» Task description: Return the whole listing, line for line, without the pictures in it.
* Start Input records *
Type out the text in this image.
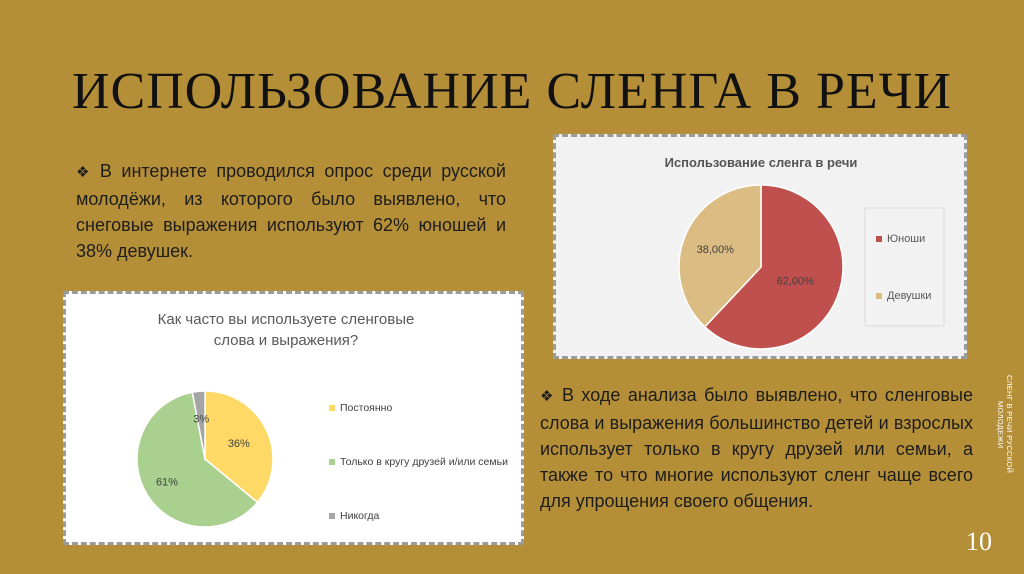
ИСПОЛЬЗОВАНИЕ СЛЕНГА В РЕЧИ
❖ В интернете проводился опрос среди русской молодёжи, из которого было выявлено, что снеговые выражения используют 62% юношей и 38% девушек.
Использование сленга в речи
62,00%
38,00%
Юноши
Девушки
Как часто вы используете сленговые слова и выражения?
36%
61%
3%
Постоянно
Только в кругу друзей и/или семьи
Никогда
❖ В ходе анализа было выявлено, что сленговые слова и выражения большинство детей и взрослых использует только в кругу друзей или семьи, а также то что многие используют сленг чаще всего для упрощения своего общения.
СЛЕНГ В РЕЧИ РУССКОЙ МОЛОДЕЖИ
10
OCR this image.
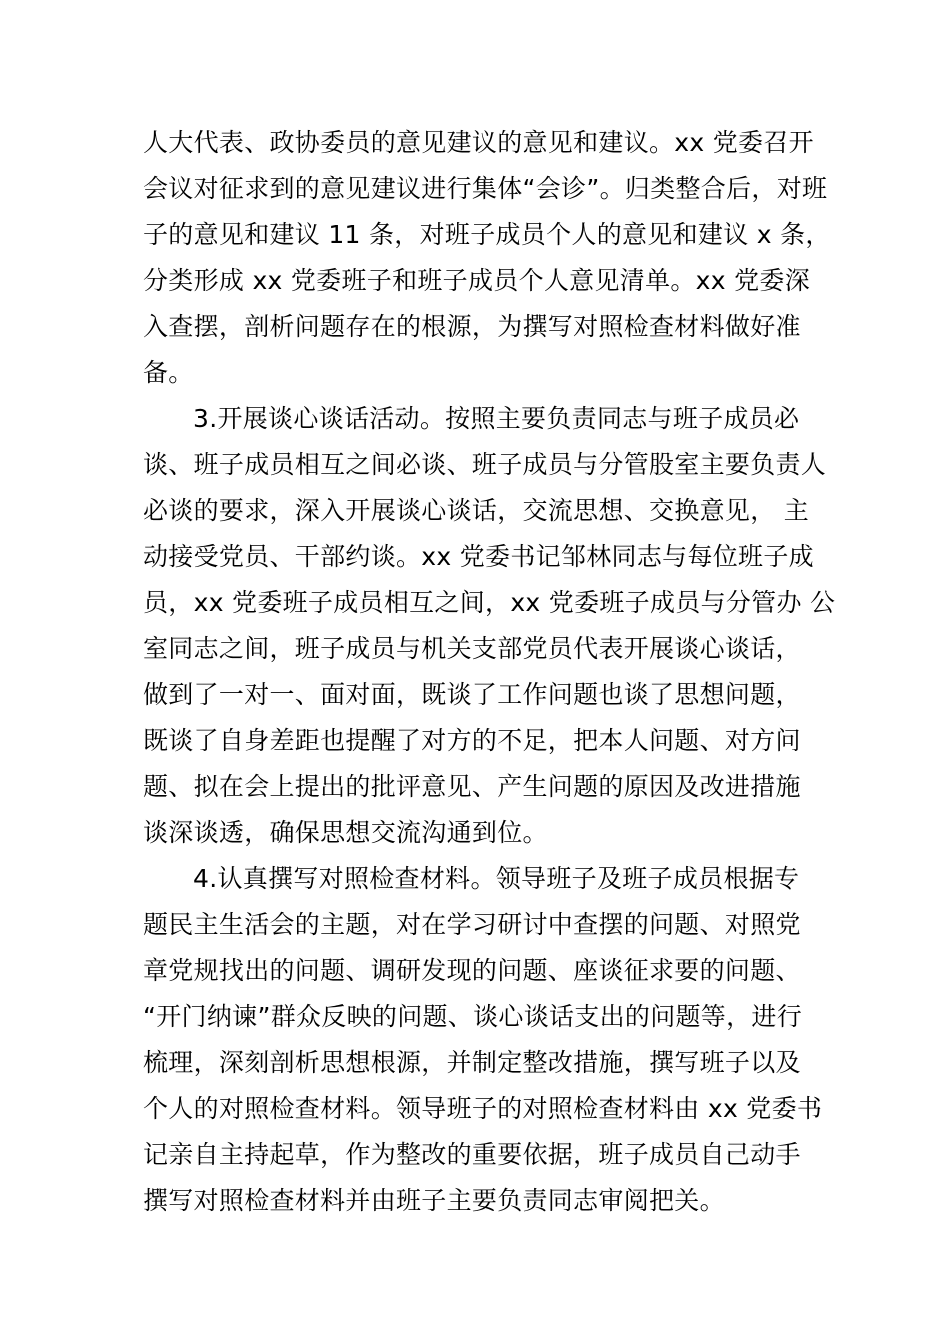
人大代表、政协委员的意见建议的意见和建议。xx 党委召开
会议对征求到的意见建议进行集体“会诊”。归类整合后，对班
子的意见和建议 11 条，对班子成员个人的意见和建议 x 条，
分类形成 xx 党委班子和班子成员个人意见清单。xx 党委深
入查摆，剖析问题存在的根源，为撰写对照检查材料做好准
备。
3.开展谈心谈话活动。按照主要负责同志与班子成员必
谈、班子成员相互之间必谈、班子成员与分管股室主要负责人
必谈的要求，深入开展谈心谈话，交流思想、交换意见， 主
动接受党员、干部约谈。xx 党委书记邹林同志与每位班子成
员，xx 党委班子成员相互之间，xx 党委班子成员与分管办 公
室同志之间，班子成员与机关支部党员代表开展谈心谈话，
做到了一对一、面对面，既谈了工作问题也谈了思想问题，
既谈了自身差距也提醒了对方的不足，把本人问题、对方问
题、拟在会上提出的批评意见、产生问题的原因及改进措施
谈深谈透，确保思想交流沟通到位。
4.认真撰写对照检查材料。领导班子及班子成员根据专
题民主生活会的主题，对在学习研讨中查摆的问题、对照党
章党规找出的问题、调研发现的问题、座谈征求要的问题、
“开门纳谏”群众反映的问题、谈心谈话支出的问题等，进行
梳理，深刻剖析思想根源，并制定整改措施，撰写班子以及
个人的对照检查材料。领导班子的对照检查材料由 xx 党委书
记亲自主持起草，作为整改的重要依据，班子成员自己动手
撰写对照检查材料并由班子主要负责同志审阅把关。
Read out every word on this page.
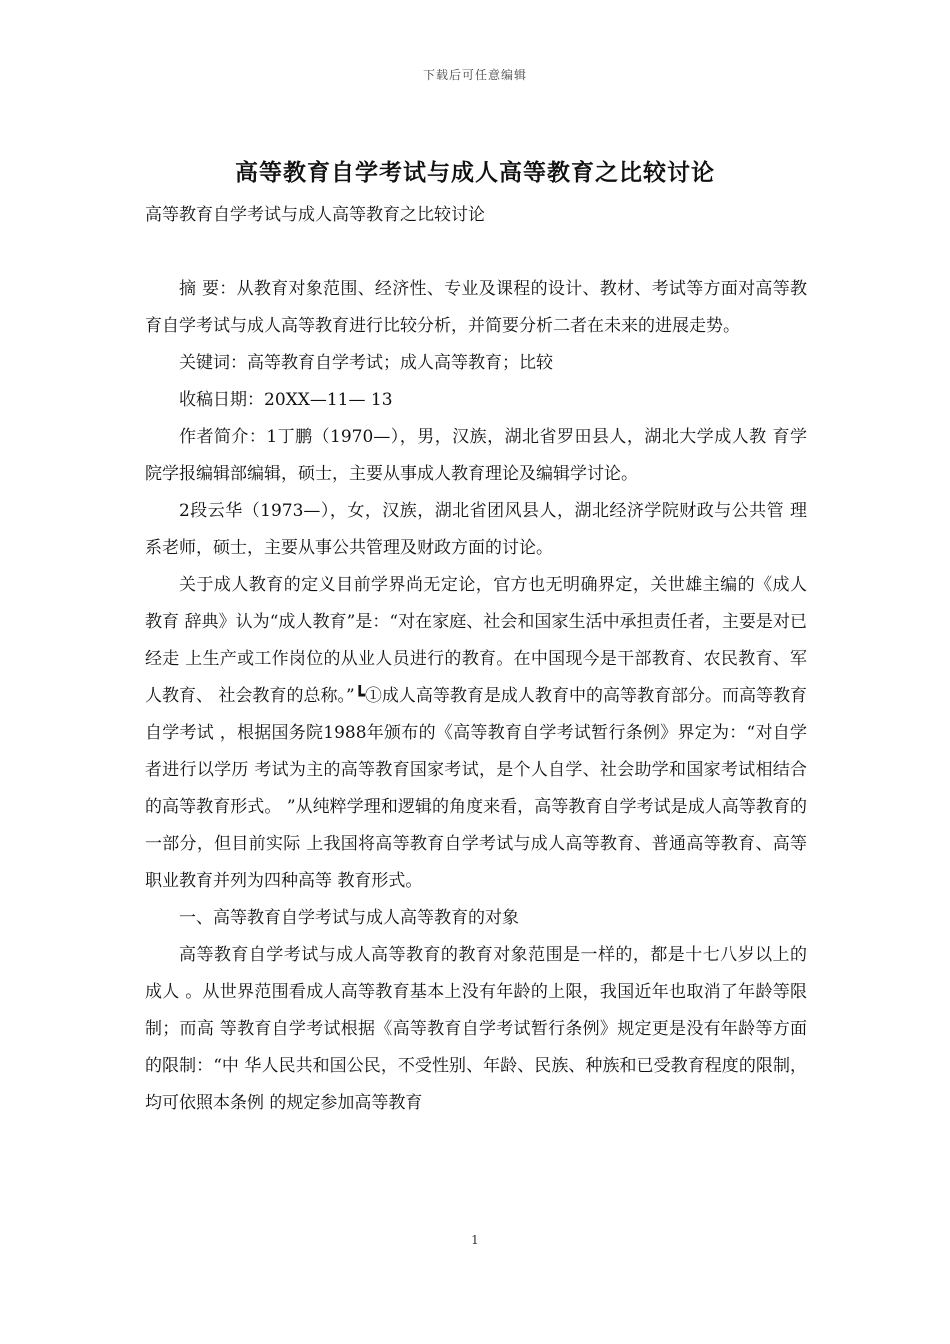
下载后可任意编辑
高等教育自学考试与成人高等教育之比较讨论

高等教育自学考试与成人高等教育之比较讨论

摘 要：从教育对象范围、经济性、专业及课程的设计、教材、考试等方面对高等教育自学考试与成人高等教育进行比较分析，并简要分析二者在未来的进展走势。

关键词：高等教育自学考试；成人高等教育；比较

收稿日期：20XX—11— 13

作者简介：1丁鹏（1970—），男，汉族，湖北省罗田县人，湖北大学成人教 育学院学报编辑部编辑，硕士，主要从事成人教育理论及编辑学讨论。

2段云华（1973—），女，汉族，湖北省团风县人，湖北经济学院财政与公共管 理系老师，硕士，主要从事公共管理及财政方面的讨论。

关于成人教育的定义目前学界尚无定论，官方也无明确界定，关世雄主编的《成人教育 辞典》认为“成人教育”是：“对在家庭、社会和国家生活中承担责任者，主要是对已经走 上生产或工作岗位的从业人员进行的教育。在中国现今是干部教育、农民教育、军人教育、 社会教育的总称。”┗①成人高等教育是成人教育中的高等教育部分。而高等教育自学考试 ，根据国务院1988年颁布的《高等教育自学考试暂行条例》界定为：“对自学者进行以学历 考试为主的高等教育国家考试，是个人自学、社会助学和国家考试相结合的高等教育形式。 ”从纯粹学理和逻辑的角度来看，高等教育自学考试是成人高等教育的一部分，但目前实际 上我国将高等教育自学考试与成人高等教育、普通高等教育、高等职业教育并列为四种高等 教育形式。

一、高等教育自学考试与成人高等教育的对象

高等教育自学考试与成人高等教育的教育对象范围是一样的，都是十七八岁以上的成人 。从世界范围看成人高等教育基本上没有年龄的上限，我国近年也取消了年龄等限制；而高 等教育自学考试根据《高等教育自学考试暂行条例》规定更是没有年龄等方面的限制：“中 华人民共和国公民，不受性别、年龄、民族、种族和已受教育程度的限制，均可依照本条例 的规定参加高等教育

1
* End Input records *
» Exercise result:
Type out the text in this image.
ИСПОЛЬЗОВАНИЕ СЛЕНГА В РЕЧИ
❖ В интернете проводился опрос среди русской молодёжи, из которого было выявлено, что снеговые выражения используют 62% юношей и 38% девушек.
Использование сленга в речи
62,00%
38,00%
Юноши
Девушки
Как часто вы используете сленговые слова и выражения?
36%
61%
3%
Постоянно
Только в кругу друзей и/или семьи
Никогда
❖ В ходе анализа было выявлено, что сленговые слова и выражения большинство детей и взрослых использует только в кругу друзей или семьи, а также то что многие используют сленг чаще всего для упрощения своего общения.
СЛЕНГ В РЕЧИ РУССКОЙ МОЛОДЕЖИ
10
OCR this image.
人大代表、政协委员的意见建议的意见和建议。xx 党委召开
会议对征求到的意见建议进行集体“会诊”。归类整合后，对班
子的意见和建议 11 条，对班子成员个人的意见和建议 x 条，
分类形成 xx 党委班子和班子成员个人意见清单。xx 党委深
入查摆，剖析问题存在的根源，为撰写对照检查材料做好准
备。
3.开展谈心谈话活动。按照主要负责同志与班子成员必
谈、班子成员相互之间必谈、班子成员与分管股室主要负责人
必谈的要求，深入开展谈心谈话，交流思想、交换意见， 主
动接受党员、干部约谈。xx 党委书记邹林同志与每位班子成
员，xx 党委班子成员相互之间，xx 党委班子成员与分管办 公
室同志之间，班子成员与机关支部党员代表开展谈心谈话，
做到了一对一、面对面，既谈了工作问题也谈了思想问题，
既谈了自身差距也提醒了对方的不足，把本人问题、对方问
题、拟在会上提出的批评意见、产生问题的原因及改进措施
谈深谈透，确保思想交流沟通到位。
4.认真撰写对照检查材料。领导班子及班子成员根据专
题民主生活会的主题，对在学习研讨中查摆的问题、对照党
章党规找出的问题、调研发现的问题、座谈征求要的问题、
“开门纳谏”群众反映的问题、谈心谈话支出的问题等，进行
梳理，深刻剖析思想根源，并制定整改措施，撰写班子以及
个人的对照检查材料。领导班子的对照检查材料由 xx 党委书
记亲自主持起草，作为整改的重要依据，班子成员自己动手
撰写对照检查材料并由班子主要负责同志审阅把关。
Read out every word on this page.
下载后可任意编辑
高等教育自学考试与成人高等教育之比较讨论

高等教育自学考试与成人高等教育之比较讨论

摘 要：从教育对象范围、经济性、专业及课程的设计、教材、考试等方面对高等教育自学考试与成人高等教育进行比较分析，并简要分析二者在未来的进展走势。

关键词：高等教育自学考试；成人高等教育；比较

收稿日期：20XX—11— 13

作者简介：1丁鹏（1970—），男，汉族，湖北省罗田县人，湖北大学成人教 育学院学报编辑部编辑，硕士，主要从事成人教育理论及编辑学讨论。

2段云华（1973—），女，汉族，湖北省团风县人，湖北经济学院财政与公共管 理系老师，硕士，主要从事公共管理及财政方面的讨论。

关于成人教育的定义目前学界尚无定论，官方也无明确界定，关世雄主编的《成人教育 辞典》认为“成人教育”是：“对在家庭、社会和国家生活中承担责任者，主要是对已经走 上生产或工作岗位的从业人员进行的教育。在中国现今是干部教育、农民教育、军人教育、 社会教育的总称。”┗①成人高等教育是成人教育中的高等教育部分。而高等教育自学考试 ，根据国务院1988年颁布的《高等教育自学考试暂行条例》界定为：“对自学者进行以学历 考试为主的高等教育国家考试，是个人自学、社会助学和国家考试相结合的高等教育形式。 ”从纯粹学理和逻辑的角度来看，高等教育自学考试是成人高等教育的一部分，但目前实际 上我国将高等教育自学考试与成人高等教育、普通高等教育、高等职业教育并列为四种高等 教育形式。

一、高等教育自学考试与成人高等教育的对象

高等教育自学考试与成人高等教育的教育对象范围是一样的，都是十七八岁以上的成人 。从世界范围看成人高等教育基本上没有年龄的上限，我国近年也取消了年龄等限制；而高 等教育自学考试根据《高等教育自学考试暂行条例》规定更是没有年龄等方面的限制：“中 华人民共和国公民，不受性别、年龄、民族、种族和已受教育程度的限制，均可依照本条例 的规定参加高等教育

1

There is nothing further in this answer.